◆ REQUIREMENTS: Transcribe the records that follow exactly. Skip the pictures.

◆ DATA TO USE:
★ ★ ★ ★
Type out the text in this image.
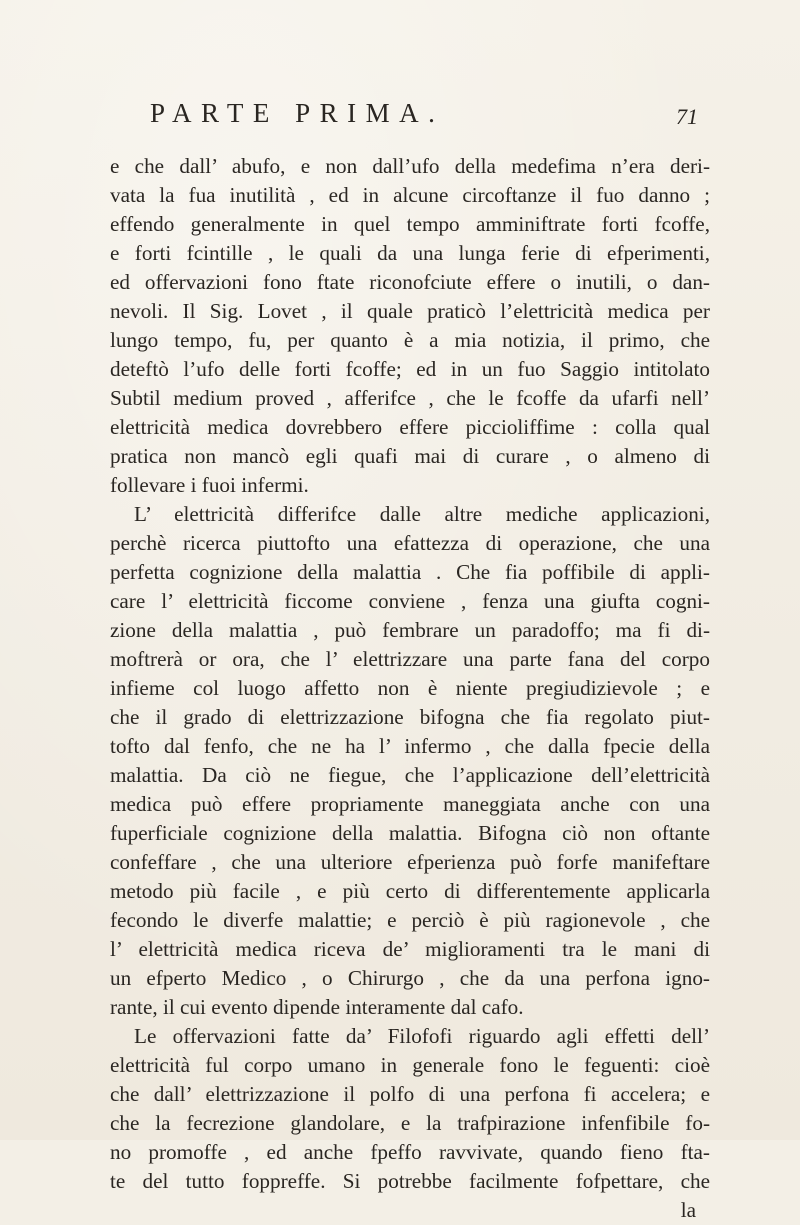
PARTE PRIMA.	71
e che dall’ abufo, e non dall’ufo della medefima n’era deri-
vata la fua inutilità , ed in alcune circoftanze il fuo danno ;
effendo generalmente in quel tempo amminiftrate forti fcoffe,
e forti fcintille , le quali da una lunga ferie di efperimenti,
ed offervazioni fono ftate riconofciute effere o inutili, o dan-
nevoli. Il Sig. Lovet , il quale praticò l’elettricità medica per
lungo tempo, fu, per quanto è a mia notizia, il primo, che
deteftò l’ufo delle forti fcoffe; ed in un fuo Saggio intitolato
Subtil medium proved , afferifce , che le fcoffe da ufarfi nell’
elettricità medica dovrebbero effere piccioliffime : colla qual
pratica non mancò egli quafi mai di curare , o almeno di
follevare i fuoi infermi.
L’ elettricità differifce dalle altre mediche applicazioni,
perchè ricerca piuttofto una efattezza di operazione, che una
perfetta cognizione della malattia . Che fia poffibile di appli-
care l’ elettricità ficcome conviene , fenza una giufta cogni-
zione della malattia , può fembrare un paradoffo; ma fi di-
moftrerà or ora, che l’ elettrizzare una parte fana del corpo
infieme col luogo affetto non è niente pregiudizievole ; e
che il grado di elettrizzazione bifogna che fia regolato piut-
tofto dal fenfo, che ne ha l’ infermo , che dalla fpecie della
malattia. Da ciò ne fiegue, che l’applicazione dell’elettricità
medica può effere propriamente maneggiata anche con una
fuperficiale cognizione della malattia. Bifogna ciò non oftante
confeffare , che una ulteriore efperienza può forfe manifeftare
metodo più facile , e più certo di differentemente applicarla
fecondo le diverfe malattie; e perciò è più ragionevole , che
l’ elettricità medica riceva de’ miglioramenti tra le mani di
un efperto Medico , o Chirurgo , che da una perfona igno-
rante, il cui evento dipende interamente dal cafo.
Le offervazioni fatte da’ Filofofi riguardo agli effetti dell’
elettricità ful corpo umano in generale fono le feguenti: cioè
che dall’ elettrizzazione il polfo di una perfona fi accelera; e
che la fecrezione glandolare, e la trafpirazione infenfibile fo-
no promoffe , ed anche fpeffo ravvivate, quando fieno fta-
te del tutto foppreffe. Si potrebbe facilmente fofpettare, che
la
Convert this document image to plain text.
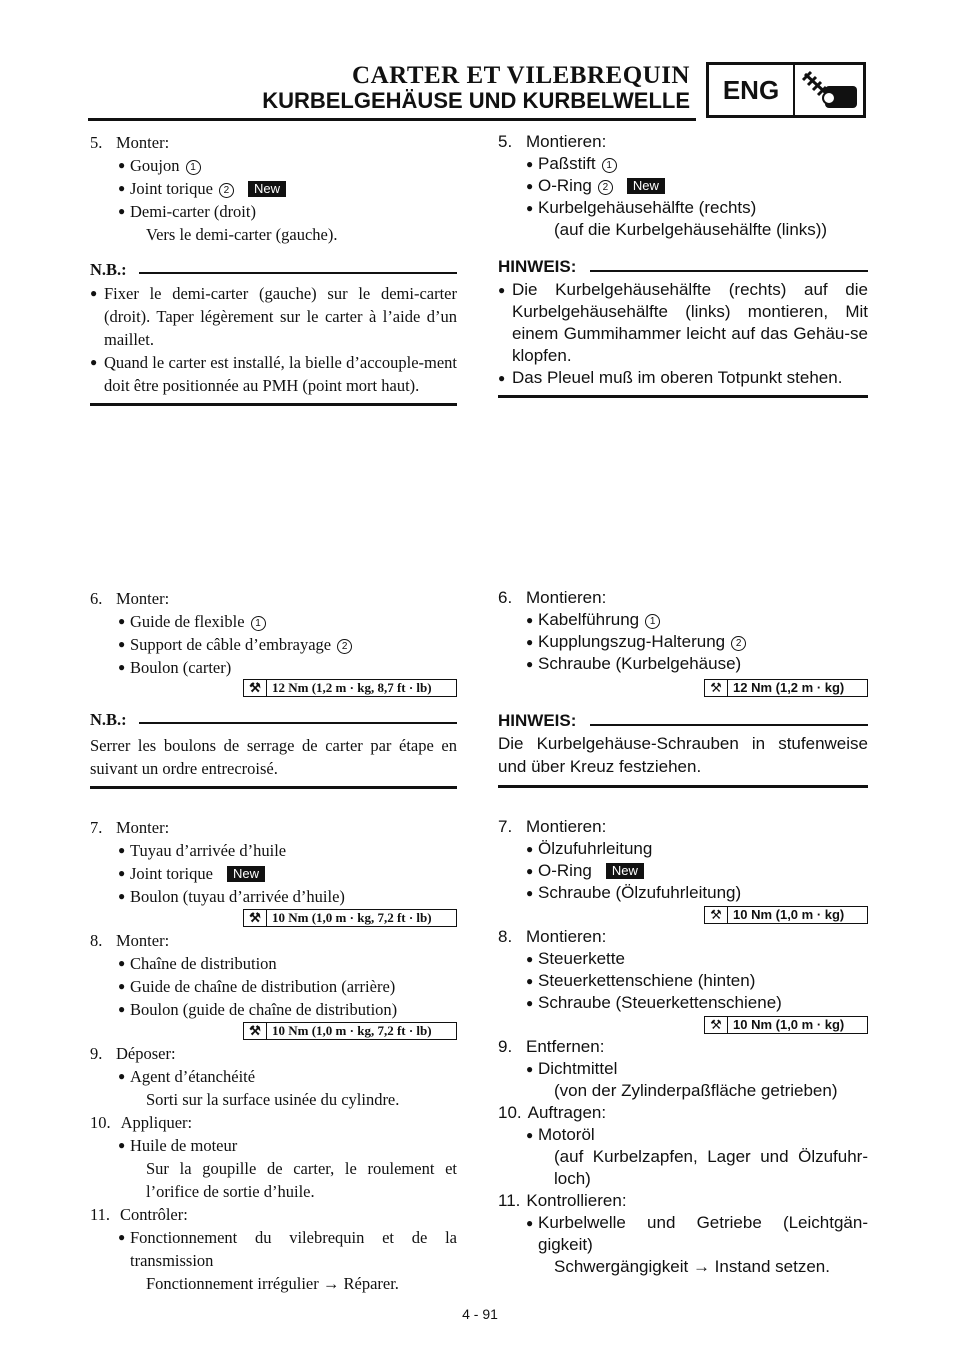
CARTER ET VILEBREQUIN
KURBELGEHÄUSE UND KURBELWELLE	ENG

5. Monter:

● Goujon 1

● Joint torique 2 New

● Demi-carter (droit)

Vers le demi-carter (gauche).

N.B.:

● Fixer le demi-carter (gauche) sur le demi-carter (droit). Taper légèrement sur le carter à l’aide d’un maillet.

● Quand le carter est installé, la bielle d’accouple-ment doit être positionnée au PMH (point mort haut).

6. Monter:

● Guide de flexible 1

● Support de câble d’embrayage 2

● Boulon (carter)

⚒ 12 Nm (1,2 m · kg, 8,7 ft · lb)
N.B.:

Serrer les boulons de serrage de carter par étape en suivant un ordre entrecroisé.

7. Monter:

● Tuyau d’arrivée d’huile

● Joint torique New

● Boulon (tuyau d’arrivée d’huile)

⚒ 10 Nm (1,0 m · kg, 7,2 ft · lb)

8. Monter:

● Chaîne de distribution

● Guide de chaîne de distribution (arrière)

● Boulon (guide de chaîne de distribution)

⚒ 10 Nm (1,0 m · kg, 7,2 ft · lb)

9. Déposer:

● Agent d’étanchéité

Sorti sur la surface usinée du cylindre.

10. Appliquer:

● Huile de moteur

Sur la goupille de carter, le roulement et l’orifice de sortie d’huile.

11. Contrôler:

● Fonctionnement du vilebrequin et de la transmission

Fonctionnement irrégulier → Réparer.

5. Montieren:

● Paßstift 1

● O-Ring 2 New

● Kurbelgehäusehälfte (rechts)

(auf die Kurbelgehäusehälfte (links))

HINWEIS:

● Die Kurbelgehäusehälfte (rechts) auf die Kurbelgehäusehälfte (links) montieren, Mit einem Gummihammer leicht auf das Gehäu-se klopfen.

● Das Pleuel muß im oberen Totpunkt stehen.

6. Montieren:

● Kabelführung 1

● Kupplungszug-Halterung 2

● Schraube (Kurbelgehäuse)

⚒ 12 Nm (1,2 m · kg)
HINWEIS:

Die Kurbelgehäuse-Schrauben in stufenweise und über Kreuz festziehen.

7. Montieren:

● Ölzufuhrleitung

● O-Ring New

● Schraube (Ölzufuhrleitung)

⚒ 10 Nm (1,0 m · kg)

8. Montieren:

● Steuerkette

● Steuerkettenschiene (hinten)

● Schraube (Steuerkettenschiene)

⚒ 10 Nm (1,0 m · kg)

9. Entfernen:

● Dichtmittel

(von der Zylinderpaßfläche getrieben)

10. Auftragen:

● Motoröl

(auf Kurbelzapfen, Lager und Ölzufuhr-loch)

11. Kontrollieren:

● Kurbelwelle und Getriebe (Leichtgän-gigkeit)

Schwergängigkeit → Instand setzen.

4 - 91
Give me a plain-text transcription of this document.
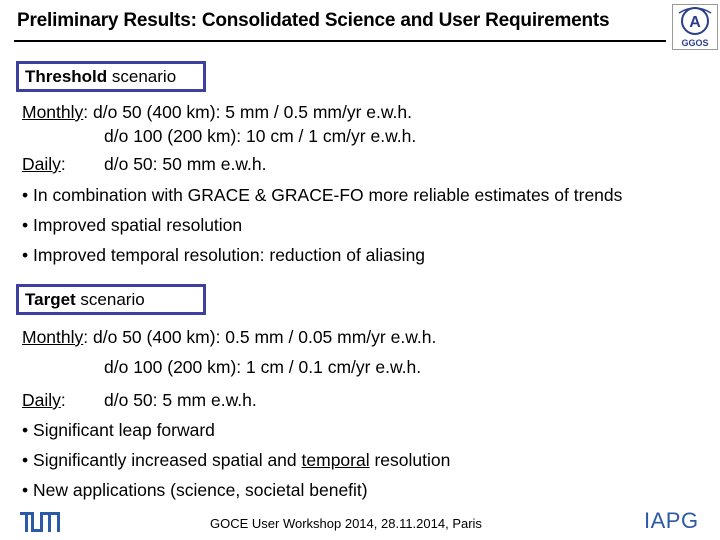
Preliminary Results: Consolidated Science and User Requirements	A
GGOS
Threshold scenario
Monthly: d/o 50 (400 km): 5 mm / 0.5 mm/yr e.w.h.
d/o 100 (200 km): 10 cm / 1 cm/yr e.w.h.
Daily: d/o 50: 50 mm e.w.h.
• In combination with GRACE & GRACE-FO more reliable estimates of trends
• Improved spatial resolution
• Improved temporal resolution: reduction of aliasing
Target scenario
Monthly: d/o 50 (400 km): 0.5 mm / 0.05 mm/yr e.w.h.
d/o 100 (200 km): 1 cm / 0.1 cm/yr e.w.h.
Daily: d/o 50: 5 mm e.w.h.
• Significant leap forward
• Significantly increased spatial and temporal resolution
• New applications (science, societal benefit)
GOCE User Workshop 2014, 28.11.2014, Paris	IAPG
★ ★ ★ ★
◆ FULL OUTPUT:
Type out the text in this image.
PARTE PRIMA.	71
e che dall’ abufo, e non dall’ufo della medefima n’era deri-
vata la fua inutilità , ed in alcune circoftanze il fuo danno ;
effendo generalmente in quel tempo amminiftrate forti fcoffe,
e forti fcintille , le quali da una lunga ferie di efperimenti,
ed offervazioni fono ftate riconofciute effere o inutili, o dan-
nevoli. Il Sig. Lovet , il quale praticò l’elettricità medica per
lungo tempo, fu, per quanto è a mia notizia, il primo, che
deteftò l’ufo delle forti fcoffe; ed in un fuo Saggio intitolato
Subtil medium proved , afferifce , che le fcoffe da ufarfi nell’
elettricità medica dovrebbero effere piccioliffime : colla qual
pratica non mancò egli quafi mai di curare , o almeno di
follevare i fuoi infermi.
L’ elettricità differifce dalle altre mediche applicazioni,
perchè ricerca piuttofto una efattezza di operazione, che una
perfetta cognizione della malattia . Che fia poffibile di appli-
care l’ elettricità ficcome conviene , fenza una giufta cogni-
zione della malattia , può fembrare un paradoffo; ma fi di-
moftrerà or ora, che l’ elettrizzare una parte fana del corpo
infieme col luogo affetto non è niente pregiudizievole ; e
che il grado di elettrizzazione bifogna che fia regolato piut-
tofto dal fenfo, che ne ha l’ infermo , che dalla fpecie della
malattia. Da ciò ne fiegue, che l’applicazione dell’elettricità
medica può effere propriamente maneggiata anche con una
fuperficiale cognizione della malattia. Bifogna ciò non oftante
confeffare , che una ulteriore efperienza può forfe manifeftare
metodo più facile , e più certo di differentemente applicarla
fecondo le diverfe malattie; e perciò è più ragionevole , che
l’ elettricità medica riceva de’ miglioramenti tra le mani di
un efperto Medico , o Chirurgo , che da una perfona igno-
rante, il cui evento dipende interamente dal cafo.
Le offervazioni fatte da’ Filofofi riguardo agli effetti dell’
elettricità ful corpo umano in generale fono le feguenti: cioè
che dall’ elettrizzazione il polfo di una perfona fi accelera; e
che la fecrezione glandolare, e la trafpirazione infenfibile fo-
no promoffe , ed anche fpeffo ravvivate, quando fieno fta-
te del tutto foppreffe. Si potrebbe facilmente fofpettare, che
la
Convert this document image to plain text.
CARTER ET VILEBREQUIN
KURBELGEHÄUSE UND KURBELWELLE	ENG

5. Monter:

● Goujon 1

● Joint torique 2 New

● Demi-carter (droit)

Vers le demi-carter (gauche).

N.B.:

● Fixer le demi-carter (gauche) sur le demi-carter (droit). Taper légèrement sur le carter à l’aide d’un maillet.

● Quand le carter est installé, la bielle d’accouple-ment doit être positionnée au PMH (point mort haut).

6. Monter:

● Guide de flexible 1

● Support de câble d’embrayage 2

● Boulon (carter)

⚒ 12 Nm (1,2 m · kg, 8,7 ft · lb)
N.B.:

Serrer les boulons de serrage de carter par étape en suivant un ordre entrecroisé.

7. Monter:

● Tuyau d’arrivée d’huile

● Joint torique New

● Boulon (tuyau d’arrivée d’huile)

⚒ 10 Nm (1,0 m · kg, 7,2 ft · lb)

8. Monter:

● Chaîne de distribution

● Guide de chaîne de distribution (arrière)

● Boulon (guide de chaîne de distribution)

⚒ 10 Nm (1,0 m · kg, 7,2 ft · lb)

9. Déposer:

● Agent d’étanchéité

Sorti sur la surface usinée du cylindre.

10. Appliquer:

● Huile de moteur

Sur la goupille de carter, le roulement et l’orifice de sortie d’huile.

11. Contrôler:

● Fonctionnement du vilebrequin et de la transmission

Fonctionnement irrégulier → Réparer.

5. Montieren:

● Paßstift 1

● O-Ring 2 New

● Kurbelgehäusehälfte (rechts)

(auf die Kurbelgehäusehälfte (links))

HINWEIS:

● Die Kurbelgehäusehälfte (rechts) auf die Kurbelgehäusehälfte (links) montieren, Mit einem Gummihammer leicht auf das Gehäu-se klopfen.

● Das Pleuel muß im oberen Totpunkt stehen.

6. Montieren:

● Kabelführung 1

● Kupplungszug-Halterung 2

● Schraube (Kurbelgehäuse)

⚒ 12 Nm (1,2 m · kg)
HINWEIS:

Die Kurbelgehäuse-Schrauben in stufenweise und über Kreuz festziehen.

7. Montieren:

● Ölzufuhrleitung

● O-Ring New

● Schraube (Ölzufuhrleitung)

⚒ 10 Nm (1,0 m · kg)

8. Montieren:

● Steuerkette

● Steuerkettenschiene (hinten)

● Schraube (Steuerkettenschiene)

⚒ 10 Nm (1,0 m · kg)

9. Entfernen:

● Dichtmittel

(von der Zylinderpaßfläche getrieben)

10. Auftragen:

● Motoröl

(auf Kurbelzapfen, Lager und Ölzufuhr-loch)

11. Kontrollieren:

● Kurbelwelle und Getriebe (Leichtgän-gigkeit)

Schwergängigkeit → Instand setzen.

4 - 91
Give me a plain-text transcription of this document.
Preliminary Results: Consolidated Science and User Requirements	A
GGOS
Threshold scenario
Monthly: d/o 50 (400 km): 5 mm / 0.5 mm/yr e.w.h.
d/o 100 (200 km): 10 cm / 1 cm/yr e.w.h.
Daily: d/o 50: 50 mm e.w.h.
• In combination with GRACE & GRACE-FO more reliable estimates of trends
• Improved spatial resolution
• Improved temporal resolution: reduction of aliasing
Target scenario
Monthly: d/o 50 (400 km): 0.5 mm / 0.05 mm/yr e.w.h.
d/o 100 (200 km): 1 cm / 0.1 cm/yr e.w.h.
Daily: d/o 50: 5 mm e.w.h.
• Significant leap forward
• Significantly increased spatial and temporal resolution
• New applications (science, societal benefit)
GOCE User Workshop 2014, 28.11.2014, Paris	IAPG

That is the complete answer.